Supplied records |
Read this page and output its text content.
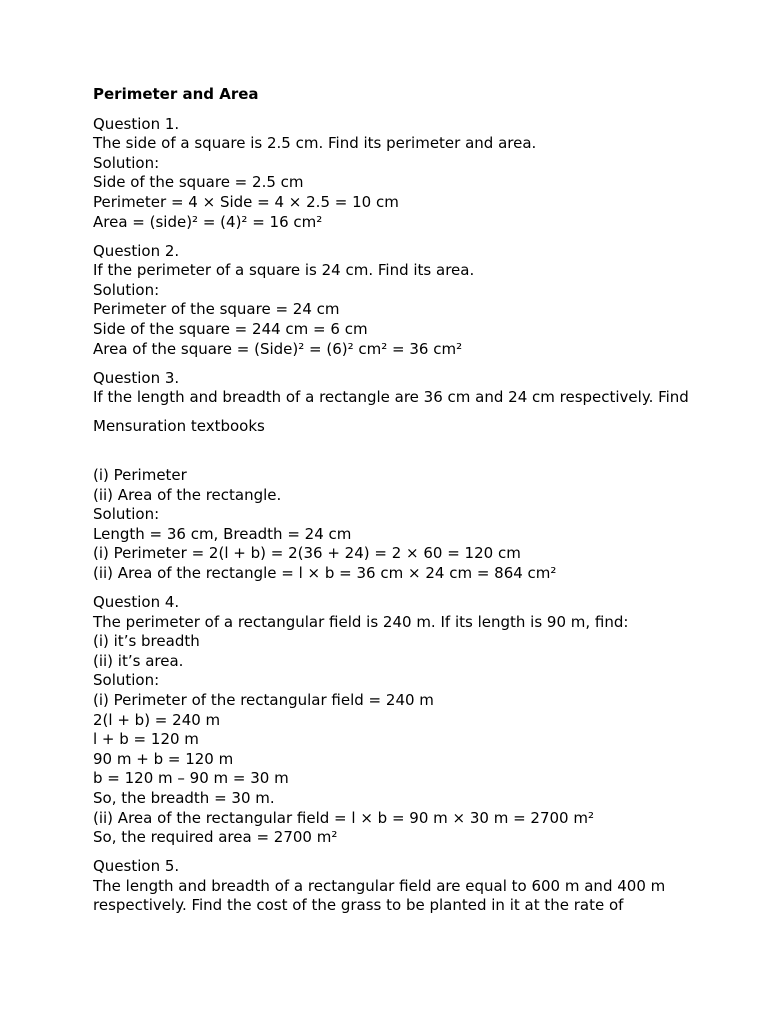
Perimeter and Area
Question 1.
The side of a square is 2.5 cm. Find its perimeter and area.
Solution:
Side of the square = 2.5 cm
Perimeter = 4 × Side = 4 × 2.5 = 10 cm
Area = (side)² = (4)² = 16 cm²
Question 2.
If the perimeter of a square is 24 cm. Find its area.
Solution:
Perimeter of the square = 24 cm
Side of the square = 244 cm = 6 cm
Area of the square = (Side)² = (6)² cm² = 36 cm²
Question 3.
If the length and breadth of a rectangle are 36 cm and 24 cm respectively. Find
Mensuration textbooks
(i) Perimeter
(ii) Area of the rectangle.
Solution:
Length = 36 cm, Breadth = 24 cm
(i) Perimeter = 2(l + b) = 2(36 + 24) = 2 × 60 = 120 cm
(ii) Area of the rectangle = l × b = 36 cm × 24 cm = 864 cm²
Question 4.
The perimeter of a rectangular field is 240 m. If its length is 90 m, find:
(i) it’s breadth
(ii) it’s area.
Solution:
(i) Perimeter of the rectangular field = 240 m
2(l + b) = 240 m
l + b = 120 m
90 m + b = 120 m
b = 120 m – 90 m = 30 m
So, the breadth = 30 m.
(ii) Area of the rectangular field = l × b = 90 m × 30 m = 2700 m²
So, the required area = 2700 m²
Question 5.
The length and breadth of a rectangular field are equal to 600 m and 400 m respectively. Find the cost of the grass to be planted in it at the rate of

Work to be completed | Where a line of the entries contains the word "Question", copy that line.

Result for this task |
Question 1.
Question 2.
Question 3.
Question 4.
Question 5.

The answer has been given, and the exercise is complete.